● **Stored entries**:
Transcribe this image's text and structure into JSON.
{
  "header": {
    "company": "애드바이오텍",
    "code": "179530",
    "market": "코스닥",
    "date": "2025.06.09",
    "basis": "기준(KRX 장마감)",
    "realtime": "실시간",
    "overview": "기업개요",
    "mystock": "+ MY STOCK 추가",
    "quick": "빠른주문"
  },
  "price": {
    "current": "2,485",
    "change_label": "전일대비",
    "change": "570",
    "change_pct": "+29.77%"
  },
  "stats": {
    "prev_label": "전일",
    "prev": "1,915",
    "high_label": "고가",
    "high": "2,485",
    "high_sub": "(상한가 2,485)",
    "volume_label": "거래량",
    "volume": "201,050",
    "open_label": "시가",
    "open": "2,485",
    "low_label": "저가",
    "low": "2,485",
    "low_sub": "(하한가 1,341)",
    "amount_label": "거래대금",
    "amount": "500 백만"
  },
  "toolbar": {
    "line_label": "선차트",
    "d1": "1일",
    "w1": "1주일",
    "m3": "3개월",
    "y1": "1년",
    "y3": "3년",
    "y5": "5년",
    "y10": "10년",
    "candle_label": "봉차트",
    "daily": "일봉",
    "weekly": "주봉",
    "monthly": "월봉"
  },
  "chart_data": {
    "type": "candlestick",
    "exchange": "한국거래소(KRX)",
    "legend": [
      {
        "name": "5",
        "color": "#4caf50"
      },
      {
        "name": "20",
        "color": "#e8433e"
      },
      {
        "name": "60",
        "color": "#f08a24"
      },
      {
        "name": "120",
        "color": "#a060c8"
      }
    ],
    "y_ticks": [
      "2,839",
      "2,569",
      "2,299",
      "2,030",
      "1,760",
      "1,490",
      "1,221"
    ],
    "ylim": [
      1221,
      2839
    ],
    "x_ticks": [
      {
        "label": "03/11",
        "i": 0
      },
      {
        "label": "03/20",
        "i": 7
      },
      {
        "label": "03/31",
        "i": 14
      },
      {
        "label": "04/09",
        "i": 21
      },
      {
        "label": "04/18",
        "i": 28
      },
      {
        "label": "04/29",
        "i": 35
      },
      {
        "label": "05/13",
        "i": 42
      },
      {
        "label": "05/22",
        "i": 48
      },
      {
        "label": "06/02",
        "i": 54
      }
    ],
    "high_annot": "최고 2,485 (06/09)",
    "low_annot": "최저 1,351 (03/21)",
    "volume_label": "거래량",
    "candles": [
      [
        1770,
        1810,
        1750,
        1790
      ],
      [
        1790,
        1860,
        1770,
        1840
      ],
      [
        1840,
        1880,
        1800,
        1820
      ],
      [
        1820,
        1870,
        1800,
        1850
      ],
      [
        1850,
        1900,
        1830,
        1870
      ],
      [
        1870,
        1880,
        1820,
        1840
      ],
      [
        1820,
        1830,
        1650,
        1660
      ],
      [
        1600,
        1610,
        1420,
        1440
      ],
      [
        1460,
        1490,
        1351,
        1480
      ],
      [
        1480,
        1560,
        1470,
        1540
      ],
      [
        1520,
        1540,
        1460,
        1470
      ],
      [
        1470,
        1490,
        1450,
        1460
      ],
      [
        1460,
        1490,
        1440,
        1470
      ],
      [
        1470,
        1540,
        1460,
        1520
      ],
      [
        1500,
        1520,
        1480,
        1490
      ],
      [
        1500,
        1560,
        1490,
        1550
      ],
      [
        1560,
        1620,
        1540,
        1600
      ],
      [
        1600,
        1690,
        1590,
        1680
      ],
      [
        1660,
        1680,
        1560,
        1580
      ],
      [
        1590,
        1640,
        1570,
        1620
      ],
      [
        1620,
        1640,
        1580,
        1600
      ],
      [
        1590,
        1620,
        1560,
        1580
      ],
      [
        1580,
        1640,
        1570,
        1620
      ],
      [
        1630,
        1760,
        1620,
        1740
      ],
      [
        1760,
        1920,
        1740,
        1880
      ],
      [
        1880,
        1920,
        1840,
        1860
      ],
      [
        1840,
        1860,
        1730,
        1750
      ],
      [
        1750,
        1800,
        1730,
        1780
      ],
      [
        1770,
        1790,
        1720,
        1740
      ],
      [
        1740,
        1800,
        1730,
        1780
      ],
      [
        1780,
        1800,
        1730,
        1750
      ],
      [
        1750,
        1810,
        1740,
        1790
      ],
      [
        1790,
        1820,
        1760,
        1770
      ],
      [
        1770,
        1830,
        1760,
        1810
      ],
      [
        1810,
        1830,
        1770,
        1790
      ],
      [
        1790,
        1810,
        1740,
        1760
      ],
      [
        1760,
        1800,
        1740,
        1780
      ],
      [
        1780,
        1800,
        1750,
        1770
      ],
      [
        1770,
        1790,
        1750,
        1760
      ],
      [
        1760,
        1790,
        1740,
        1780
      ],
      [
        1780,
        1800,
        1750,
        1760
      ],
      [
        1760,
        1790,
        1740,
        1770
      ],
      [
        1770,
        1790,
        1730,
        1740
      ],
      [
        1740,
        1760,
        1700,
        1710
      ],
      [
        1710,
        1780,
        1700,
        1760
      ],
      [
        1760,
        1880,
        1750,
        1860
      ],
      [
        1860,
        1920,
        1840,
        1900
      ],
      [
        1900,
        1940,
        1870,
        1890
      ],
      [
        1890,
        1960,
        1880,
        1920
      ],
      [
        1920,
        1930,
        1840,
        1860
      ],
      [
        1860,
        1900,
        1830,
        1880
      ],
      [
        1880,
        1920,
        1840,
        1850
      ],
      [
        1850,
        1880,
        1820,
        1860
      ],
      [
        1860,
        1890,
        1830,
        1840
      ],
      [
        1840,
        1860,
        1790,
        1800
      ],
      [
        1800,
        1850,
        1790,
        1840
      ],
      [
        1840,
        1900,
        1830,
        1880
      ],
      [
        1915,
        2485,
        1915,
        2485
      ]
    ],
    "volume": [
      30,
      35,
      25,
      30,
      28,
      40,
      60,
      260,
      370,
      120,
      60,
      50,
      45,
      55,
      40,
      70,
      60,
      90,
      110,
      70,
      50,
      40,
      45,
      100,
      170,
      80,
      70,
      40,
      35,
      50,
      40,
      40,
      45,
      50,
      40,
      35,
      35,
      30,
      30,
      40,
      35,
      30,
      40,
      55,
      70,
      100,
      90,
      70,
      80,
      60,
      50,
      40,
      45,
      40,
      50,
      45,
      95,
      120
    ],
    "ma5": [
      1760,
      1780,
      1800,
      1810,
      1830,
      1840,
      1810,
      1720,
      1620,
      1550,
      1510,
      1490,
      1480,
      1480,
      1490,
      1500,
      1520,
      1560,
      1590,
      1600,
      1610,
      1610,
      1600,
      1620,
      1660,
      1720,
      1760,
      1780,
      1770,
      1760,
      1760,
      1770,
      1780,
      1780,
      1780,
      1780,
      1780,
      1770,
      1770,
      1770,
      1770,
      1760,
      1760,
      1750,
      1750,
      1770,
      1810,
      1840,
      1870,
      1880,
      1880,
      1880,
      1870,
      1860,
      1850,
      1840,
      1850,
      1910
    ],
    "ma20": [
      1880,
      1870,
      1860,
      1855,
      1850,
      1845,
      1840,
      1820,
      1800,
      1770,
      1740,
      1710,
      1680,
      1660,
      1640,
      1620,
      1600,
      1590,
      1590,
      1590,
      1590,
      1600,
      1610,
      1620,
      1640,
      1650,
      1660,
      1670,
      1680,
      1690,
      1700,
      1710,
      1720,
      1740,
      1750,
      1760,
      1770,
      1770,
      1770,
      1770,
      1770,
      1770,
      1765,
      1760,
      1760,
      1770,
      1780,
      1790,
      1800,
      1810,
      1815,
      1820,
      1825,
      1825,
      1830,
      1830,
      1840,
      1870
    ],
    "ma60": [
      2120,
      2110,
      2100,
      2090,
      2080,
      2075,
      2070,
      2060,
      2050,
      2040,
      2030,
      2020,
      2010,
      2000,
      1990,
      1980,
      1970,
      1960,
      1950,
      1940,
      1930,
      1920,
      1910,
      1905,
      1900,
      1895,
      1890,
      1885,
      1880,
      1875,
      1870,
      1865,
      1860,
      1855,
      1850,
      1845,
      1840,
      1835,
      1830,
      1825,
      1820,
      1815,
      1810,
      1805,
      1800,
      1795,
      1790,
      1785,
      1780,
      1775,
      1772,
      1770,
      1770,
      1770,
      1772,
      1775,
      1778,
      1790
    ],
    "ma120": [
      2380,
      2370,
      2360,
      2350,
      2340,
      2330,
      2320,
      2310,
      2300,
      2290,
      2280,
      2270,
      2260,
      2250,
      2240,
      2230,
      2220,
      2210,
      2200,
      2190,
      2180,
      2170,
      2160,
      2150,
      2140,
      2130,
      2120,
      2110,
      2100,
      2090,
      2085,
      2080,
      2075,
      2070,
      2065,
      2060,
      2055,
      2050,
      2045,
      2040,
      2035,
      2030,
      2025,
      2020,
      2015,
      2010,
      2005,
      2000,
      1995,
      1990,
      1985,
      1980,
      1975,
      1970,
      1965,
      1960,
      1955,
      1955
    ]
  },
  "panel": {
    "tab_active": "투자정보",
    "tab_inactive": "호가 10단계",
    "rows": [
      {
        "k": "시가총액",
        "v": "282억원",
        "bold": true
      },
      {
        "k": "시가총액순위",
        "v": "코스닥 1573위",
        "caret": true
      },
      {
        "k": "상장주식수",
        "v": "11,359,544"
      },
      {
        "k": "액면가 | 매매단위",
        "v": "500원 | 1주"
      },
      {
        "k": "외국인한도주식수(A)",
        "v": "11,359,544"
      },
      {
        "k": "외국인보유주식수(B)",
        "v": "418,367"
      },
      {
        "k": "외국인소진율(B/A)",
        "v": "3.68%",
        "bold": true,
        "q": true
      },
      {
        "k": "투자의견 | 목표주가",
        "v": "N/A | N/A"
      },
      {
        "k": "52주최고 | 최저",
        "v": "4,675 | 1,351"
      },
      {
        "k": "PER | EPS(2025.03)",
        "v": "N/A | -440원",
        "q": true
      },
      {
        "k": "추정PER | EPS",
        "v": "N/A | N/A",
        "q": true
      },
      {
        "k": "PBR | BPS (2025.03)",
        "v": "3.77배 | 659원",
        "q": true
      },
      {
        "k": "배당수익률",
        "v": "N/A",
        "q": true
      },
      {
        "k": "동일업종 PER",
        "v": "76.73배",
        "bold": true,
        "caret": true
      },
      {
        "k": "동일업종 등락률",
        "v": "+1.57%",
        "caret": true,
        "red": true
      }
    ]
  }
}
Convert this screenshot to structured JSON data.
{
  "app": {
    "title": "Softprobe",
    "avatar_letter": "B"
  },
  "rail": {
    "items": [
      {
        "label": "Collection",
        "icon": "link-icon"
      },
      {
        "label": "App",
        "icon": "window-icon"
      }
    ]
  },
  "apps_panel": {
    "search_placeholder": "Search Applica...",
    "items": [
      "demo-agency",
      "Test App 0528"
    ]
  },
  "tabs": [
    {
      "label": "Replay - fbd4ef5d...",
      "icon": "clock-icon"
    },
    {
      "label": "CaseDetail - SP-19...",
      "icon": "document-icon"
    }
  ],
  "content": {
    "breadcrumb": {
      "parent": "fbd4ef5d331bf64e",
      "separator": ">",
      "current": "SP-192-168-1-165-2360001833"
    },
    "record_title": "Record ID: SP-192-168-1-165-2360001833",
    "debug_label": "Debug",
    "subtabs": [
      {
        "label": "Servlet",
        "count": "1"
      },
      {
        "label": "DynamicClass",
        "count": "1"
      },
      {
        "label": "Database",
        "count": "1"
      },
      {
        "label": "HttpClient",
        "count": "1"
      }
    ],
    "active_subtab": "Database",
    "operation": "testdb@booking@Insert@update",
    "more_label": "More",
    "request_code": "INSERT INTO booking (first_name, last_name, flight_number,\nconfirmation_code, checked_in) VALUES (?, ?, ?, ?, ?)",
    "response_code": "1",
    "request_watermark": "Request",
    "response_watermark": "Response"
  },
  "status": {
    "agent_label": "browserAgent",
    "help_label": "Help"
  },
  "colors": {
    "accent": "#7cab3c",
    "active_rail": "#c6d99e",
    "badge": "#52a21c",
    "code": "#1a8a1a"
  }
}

● **SET TASK**:
Only the lines from the one that contains "Convert this screenshot" through the last line should be repeated, each exactly as it stands, with both ends included.

● **EXERCISE RESPONSE**:
Convert this screenshot to structured JSON data.
{
  "app": {
    "title": "Softprobe",
    "avatar_letter": "B"
  },
  "rail": {
    "items": [
      {
        "label": "Collection",
        "icon": "link-icon"
      },
      {
        "label": "App",
        "icon": "window-icon"
      }
    ]
  },
  "apps_panel": {
    "search_placeholder": "Search Applica...",
    "items": [
      "demo-agency",
      "Test App 0528"
    ]
  },
  "tabs": [
    {
      "label": "Replay - fbd4ef5d...",
      "icon": "clock-icon"
    },
    {
      "label": "CaseDetail - SP-19...",
      "icon": "document-icon"
    }
  ],
  "content": {
    "breadcrumb": {
      "parent": "fbd4ef5d331bf64e",
      "separator": ">",
      "current": "SP-192-168-1-165-2360001833"
    },
    "record_title": "Record ID: SP-192-168-1-165-2360001833",
    "debug_label": "Debug",
    "subtabs": [
      {
        "label": "Servlet",
        "count": "1"
      },
      {
        "label": "DynamicClass",
        "count": "1"
      },
      {
        "label": "Database",
        "count": "1"
      },
      {
        "label": "HttpClient",
        "count": "1"
      }
    ],
    "active_subtab": "Database",
    "operation": "testdb@booking@Insert@update",
    "more_label": "More",
    "request_code": "INSERT INTO booking (first_name, last_name, flight_number,\nconfirmation_code, checked_in) VALUES (?, ?, ?, ?, ?)",
    "response_code": "1",
    "request_watermark": "Request",
    "response_watermark": "Response"
  },
  "status": {
    "agent_label": "browserAgent",
    "help_label": "Help"
  },
  "colors": {
    "accent": "#7cab3c",
    "active_rail": "#c6d99e",
    "badge": "#52a21c",
    "code": "#1a8a1a"
  }
}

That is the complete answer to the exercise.